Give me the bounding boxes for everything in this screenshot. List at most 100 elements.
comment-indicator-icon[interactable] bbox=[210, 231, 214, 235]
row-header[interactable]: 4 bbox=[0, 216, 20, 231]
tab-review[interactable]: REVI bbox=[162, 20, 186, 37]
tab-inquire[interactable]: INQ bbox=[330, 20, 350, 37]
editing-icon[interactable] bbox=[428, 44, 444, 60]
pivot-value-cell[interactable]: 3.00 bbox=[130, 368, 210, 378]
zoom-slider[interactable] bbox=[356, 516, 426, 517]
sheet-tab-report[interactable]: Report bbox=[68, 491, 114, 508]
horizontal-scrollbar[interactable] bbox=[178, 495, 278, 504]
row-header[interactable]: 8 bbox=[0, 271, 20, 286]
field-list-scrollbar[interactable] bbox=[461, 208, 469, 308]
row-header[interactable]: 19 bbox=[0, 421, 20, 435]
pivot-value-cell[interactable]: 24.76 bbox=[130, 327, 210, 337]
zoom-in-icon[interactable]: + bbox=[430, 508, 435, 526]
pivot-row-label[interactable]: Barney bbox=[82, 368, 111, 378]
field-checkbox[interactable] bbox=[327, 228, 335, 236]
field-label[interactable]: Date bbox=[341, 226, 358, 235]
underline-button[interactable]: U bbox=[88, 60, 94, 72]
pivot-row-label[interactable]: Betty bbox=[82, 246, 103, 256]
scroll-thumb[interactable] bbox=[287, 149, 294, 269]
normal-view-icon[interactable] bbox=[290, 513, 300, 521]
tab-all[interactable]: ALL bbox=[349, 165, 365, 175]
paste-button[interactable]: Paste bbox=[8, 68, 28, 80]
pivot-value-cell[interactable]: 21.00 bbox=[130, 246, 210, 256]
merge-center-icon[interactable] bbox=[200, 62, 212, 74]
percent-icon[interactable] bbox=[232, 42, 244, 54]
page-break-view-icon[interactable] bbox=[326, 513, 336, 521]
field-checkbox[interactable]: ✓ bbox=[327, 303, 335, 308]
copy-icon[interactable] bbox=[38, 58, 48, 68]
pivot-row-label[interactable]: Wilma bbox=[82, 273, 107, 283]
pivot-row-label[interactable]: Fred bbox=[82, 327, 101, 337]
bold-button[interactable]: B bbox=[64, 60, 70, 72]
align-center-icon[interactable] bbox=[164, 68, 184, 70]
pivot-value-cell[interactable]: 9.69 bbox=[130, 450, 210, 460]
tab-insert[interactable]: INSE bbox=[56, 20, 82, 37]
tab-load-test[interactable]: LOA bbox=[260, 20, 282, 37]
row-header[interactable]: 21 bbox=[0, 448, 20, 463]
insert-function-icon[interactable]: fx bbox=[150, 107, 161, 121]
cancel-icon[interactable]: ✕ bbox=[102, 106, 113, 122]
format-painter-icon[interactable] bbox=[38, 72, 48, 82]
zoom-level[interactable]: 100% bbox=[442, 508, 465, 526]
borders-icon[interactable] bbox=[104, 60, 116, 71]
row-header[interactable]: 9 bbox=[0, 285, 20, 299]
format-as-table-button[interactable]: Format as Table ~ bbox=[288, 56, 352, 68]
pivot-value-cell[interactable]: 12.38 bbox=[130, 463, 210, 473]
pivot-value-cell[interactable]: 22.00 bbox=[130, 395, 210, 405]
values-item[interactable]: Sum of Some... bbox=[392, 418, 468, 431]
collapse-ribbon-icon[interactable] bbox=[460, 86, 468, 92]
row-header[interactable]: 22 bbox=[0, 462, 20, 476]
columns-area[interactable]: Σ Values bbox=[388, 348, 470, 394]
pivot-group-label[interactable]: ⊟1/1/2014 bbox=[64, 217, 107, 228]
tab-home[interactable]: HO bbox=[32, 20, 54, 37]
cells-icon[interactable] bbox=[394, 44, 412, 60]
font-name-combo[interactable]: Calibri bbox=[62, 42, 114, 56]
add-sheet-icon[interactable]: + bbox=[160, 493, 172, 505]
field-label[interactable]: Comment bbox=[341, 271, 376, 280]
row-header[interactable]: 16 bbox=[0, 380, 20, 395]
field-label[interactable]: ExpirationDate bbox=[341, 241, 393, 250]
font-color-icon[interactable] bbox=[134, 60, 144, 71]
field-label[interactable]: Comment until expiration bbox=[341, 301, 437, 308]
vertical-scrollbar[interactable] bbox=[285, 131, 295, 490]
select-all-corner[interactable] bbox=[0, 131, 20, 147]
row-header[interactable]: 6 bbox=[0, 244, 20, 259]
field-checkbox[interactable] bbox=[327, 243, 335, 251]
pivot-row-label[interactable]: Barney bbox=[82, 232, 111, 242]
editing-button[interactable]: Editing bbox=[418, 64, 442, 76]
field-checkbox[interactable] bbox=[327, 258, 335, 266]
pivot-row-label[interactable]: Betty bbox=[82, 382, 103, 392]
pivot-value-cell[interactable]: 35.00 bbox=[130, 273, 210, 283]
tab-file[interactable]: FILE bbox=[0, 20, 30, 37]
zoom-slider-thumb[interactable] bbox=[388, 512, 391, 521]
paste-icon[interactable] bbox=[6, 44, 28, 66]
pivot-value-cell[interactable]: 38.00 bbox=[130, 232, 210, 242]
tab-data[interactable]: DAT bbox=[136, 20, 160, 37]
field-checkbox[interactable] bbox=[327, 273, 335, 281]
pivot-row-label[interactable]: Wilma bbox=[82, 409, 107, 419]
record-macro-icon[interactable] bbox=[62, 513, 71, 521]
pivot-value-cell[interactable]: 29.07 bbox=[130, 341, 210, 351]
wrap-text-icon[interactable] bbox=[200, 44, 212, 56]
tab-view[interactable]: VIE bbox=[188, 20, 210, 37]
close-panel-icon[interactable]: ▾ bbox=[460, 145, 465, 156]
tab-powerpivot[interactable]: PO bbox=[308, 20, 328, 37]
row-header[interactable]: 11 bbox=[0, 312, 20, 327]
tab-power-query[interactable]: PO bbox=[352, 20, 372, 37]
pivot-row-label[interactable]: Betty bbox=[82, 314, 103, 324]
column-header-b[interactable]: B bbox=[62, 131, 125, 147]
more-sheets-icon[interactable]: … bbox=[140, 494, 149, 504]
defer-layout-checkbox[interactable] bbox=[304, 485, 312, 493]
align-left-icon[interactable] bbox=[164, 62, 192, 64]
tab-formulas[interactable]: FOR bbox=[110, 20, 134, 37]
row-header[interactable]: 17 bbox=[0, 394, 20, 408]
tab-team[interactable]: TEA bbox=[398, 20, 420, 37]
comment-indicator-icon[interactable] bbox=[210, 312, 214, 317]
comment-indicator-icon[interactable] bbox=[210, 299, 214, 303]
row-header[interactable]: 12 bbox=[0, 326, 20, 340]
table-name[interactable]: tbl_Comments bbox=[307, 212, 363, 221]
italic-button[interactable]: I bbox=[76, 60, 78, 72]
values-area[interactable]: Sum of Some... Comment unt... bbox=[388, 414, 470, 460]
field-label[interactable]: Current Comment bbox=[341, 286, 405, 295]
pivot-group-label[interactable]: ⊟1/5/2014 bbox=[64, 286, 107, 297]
=-=-=
Exercise – Could you copy all of the data above back out line for line, changing nothing?

Final result –
Give me the bounding boxes for everything in this screenshot. List at most 100 elements.
comment-indicator-icon[interactable] bbox=[210, 231, 214, 235]
row-header[interactable]: 4 bbox=[0, 216, 20, 231]
tab-review[interactable]: REVI bbox=[162, 20, 186, 37]
tab-inquire[interactable]: INQ bbox=[330, 20, 350, 37]
editing-icon[interactable] bbox=[428, 44, 444, 60]
pivot-value-cell[interactable]: 3.00 bbox=[130, 368, 210, 378]
zoom-slider[interactable] bbox=[356, 516, 426, 517]
sheet-tab-report[interactable]: Report bbox=[68, 491, 114, 508]
horizontal-scrollbar[interactable] bbox=[178, 495, 278, 504]
row-header[interactable]: 8 bbox=[0, 271, 20, 286]
field-list-scrollbar[interactable] bbox=[461, 208, 469, 308]
row-header[interactable]: 19 bbox=[0, 421, 20, 435]
pivot-value-cell[interactable]: 24.76 bbox=[130, 327, 210, 337]
zoom-in-icon[interactable]: + bbox=[430, 508, 435, 526]
pivot-row-label[interactable]: Barney bbox=[82, 368, 111, 378]
field-checkbox[interactable] bbox=[327, 228, 335, 236]
field-label[interactable]: Date bbox=[341, 226, 358, 235]
underline-button[interactable]: U bbox=[88, 60, 94, 72]
pivot-row-label[interactable]: Betty bbox=[82, 246, 103, 256]
scroll-thumb[interactable] bbox=[287, 149, 294, 269]
normal-view-icon[interactable] bbox=[290, 513, 300, 521]
tab-all[interactable]: ALL bbox=[349, 165, 365, 175]
paste-button[interactable]: Paste bbox=[8, 68, 28, 80]
pivot-value-cell[interactable]: 21.00 bbox=[130, 246, 210, 256]
merge-center-icon[interactable] bbox=[200, 62, 212, 74]
percent-icon[interactable] bbox=[232, 42, 244, 54]
page-break-view-icon[interactable] bbox=[326, 513, 336, 521]
field-checkbox[interactable]: ✓ bbox=[327, 303, 335, 308]
copy-icon[interactable] bbox=[38, 58, 48, 68]
pivot-row-label[interactable]: Wilma bbox=[82, 273, 107, 283]
pivot-row-label[interactable]: Fred bbox=[82, 327, 101, 337]
bold-button[interactable]: B bbox=[64, 60, 70, 72]
align-center-icon[interactable] bbox=[164, 68, 184, 70]
pivot-value-cell[interactable]: 9.69 bbox=[130, 450, 210, 460]
tab-insert[interactable]: INSE bbox=[56, 20, 82, 37]
tab-load-test[interactable]: LOA bbox=[260, 20, 282, 37]
row-header[interactable]: 21 bbox=[0, 448, 20, 463]
insert-function-icon[interactable]: fx bbox=[150, 107, 161, 121]
cancel-icon[interactable]: ✕ bbox=[102, 106, 113, 122]
format-painter-icon[interactable] bbox=[38, 72, 48, 82]
zoom-level[interactable]: 100% bbox=[442, 508, 465, 526]
borders-icon[interactable] bbox=[104, 60, 116, 71]
row-header[interactable]: 9 bbox=[0, 285, 20, 299]
format-as-table-button[interactable]: Format as Table ~ bbox=[288, 56, 352, 68]
pivot-value-cell[interactable]: 12.38 bbox=[130, 463, 210, 473]
pivot-value-cell[interactable]: 22.00 bbox=[130, 395, 210, 405]
values-item[interactable]: Sum of Some... bbox=[392, 418, 468, 431]
collapse-ribbon-icon[interactable] bbox=[460, 86, 468, 92]
row-header[interactable]: 22 bbox=[0, 462, 20, 476]
columns-area[interactable]: Σ Values bbox=[388, 348, 470, 394]
pivot-group-label[interactable]: ⊟1/1/2014 bbox=[64, 217, 107, 228]
tab-home[interactable]: HO bbox=[32, 20, 54, 37]
cells-icon[interactable] bbox=[394, 44, 412, 60]
font-name-combo[interactable]: Calibri bbox=[62, 42, 114, 56]
add-sheet-icon[interactable]: + bbox=[160, 493, 172, 505]
field-label[interactable]: Comment bbox=[341, 271, 376, 280]
row-header[interactable]: 16 bbox=[0, 380, 20, 395]
field-label[interactable]: ExpirationDate bbox=[341, 241, 393, 250]
font-color-icon[interactable] bbox=[134, 60, 144, 71]
field-label[interactable]: Comment until expiration bbox=[341, 301, 437, 308]
vertical-scrollbar[interactable] bbox=[285, 131, 295, 490]
select-all-corner[interactable] bbox=[0, 131, 20, 147]
row-header[interactable]: 6 bbox=[0, 244, 20, 259]
field-checkbox[interactable] bbox=[327, 243, 335, 251]
pivot-row-label[interactable]: Barney bbox=[82, 232, 111, 242]
editing-button[interactable]: Editing bbox=[418, 64, 442, 76]
field-checkbox[interactable] bbox=[327, 258, 335, 266]
pivot-row-label[interactable]: Betty bbox=[82, 382, 103, 392]
pivot-value-cell[interactable]: 35.00 bbox=[130, 273, 210, 283]
tab-file[interactable]: FILE bbox=[0, 20, 30, 37]
zoom-slider-thumb[interactable] bbox=[388, 512, 391, 521]
paste-icon[interactable] bbox=[6, 44, 28, 66]
pivot-value-cell[interactable]: 38.00 bbox=[130, 232, 210, 242]
tab-data[interactable]: DAT bbox=[136, 20, 160, 37]
field-checkbox[interactable] bbox=[327, 273, 335, 281]
pivot-row-label[interactable]: Wilma bbox=[82, 409, 107, 419]
record-macro-icon[interactable] bbox=[62, 513, 71, 521]
pivot-value-cell[interactable]: 29.07 bbox=[130, 341, 210, 351]
wrap-text-icon[interactable] bbox=[200, 44, 212, 56]
tab-view[interactable]: VIE bbox=[188, 20, 210, 37]
close-panel-icon[interactable]: ▾ bbox=[460, 145, 465, 156]
tab-powerpivot[interactable]: PO bbox=[308, 20, 328, 37]
row-header[interactable]: 11 bbox=[0, 312, 20, 327]
tab-power-query[interactable]: PO bbox=[352, 20, 372, 37]
pivot-row-label[interactable]: Betty bbox=[82, 314, 103, 324]
column-header-b[interactable]: B bbox=[62, 131, 125, 147]
more-sheets-icon[interactable]: … bbox=[140, 494, 149, 504]
defer-layout-checkbox[interactable] bbox=[304, 485, 312, 493]
align-left-icon[interactable] bbox=[164, 62, 192, 64]
tab-formulas[interactable]: FOR bbox=[110, 20, 134, 37]
row-header[interactable]: 17 bbox=[0, 394, 20, 408]
tab-team[interactable]: TEA bbox=[398, 20, 420, 37]
comment-indicator-icon[interactable] bbox=[210, 312, 214, 317]
comment-indicator-icon[interactable] bbox=[210, 299, 214, 303]
row-header[interactable]: 12 bbox=[0, 326, 20, 340]
table-name[interactable]: tbl_Comments bbox=[307, 212, 363, 221]
italic-button[interactable]: I bbox=[76, 60, 78, 72]
values-area[interactable]: Sum of Some... Comment unt... bbox=[388, 414, 470, 460]
field-label[interactable]: Current Comment bbox=[341, 286, 405, 295]
pivot-group-label[interactable]: ⊟1/5/2014 bbox=[64, 286, 107, 297]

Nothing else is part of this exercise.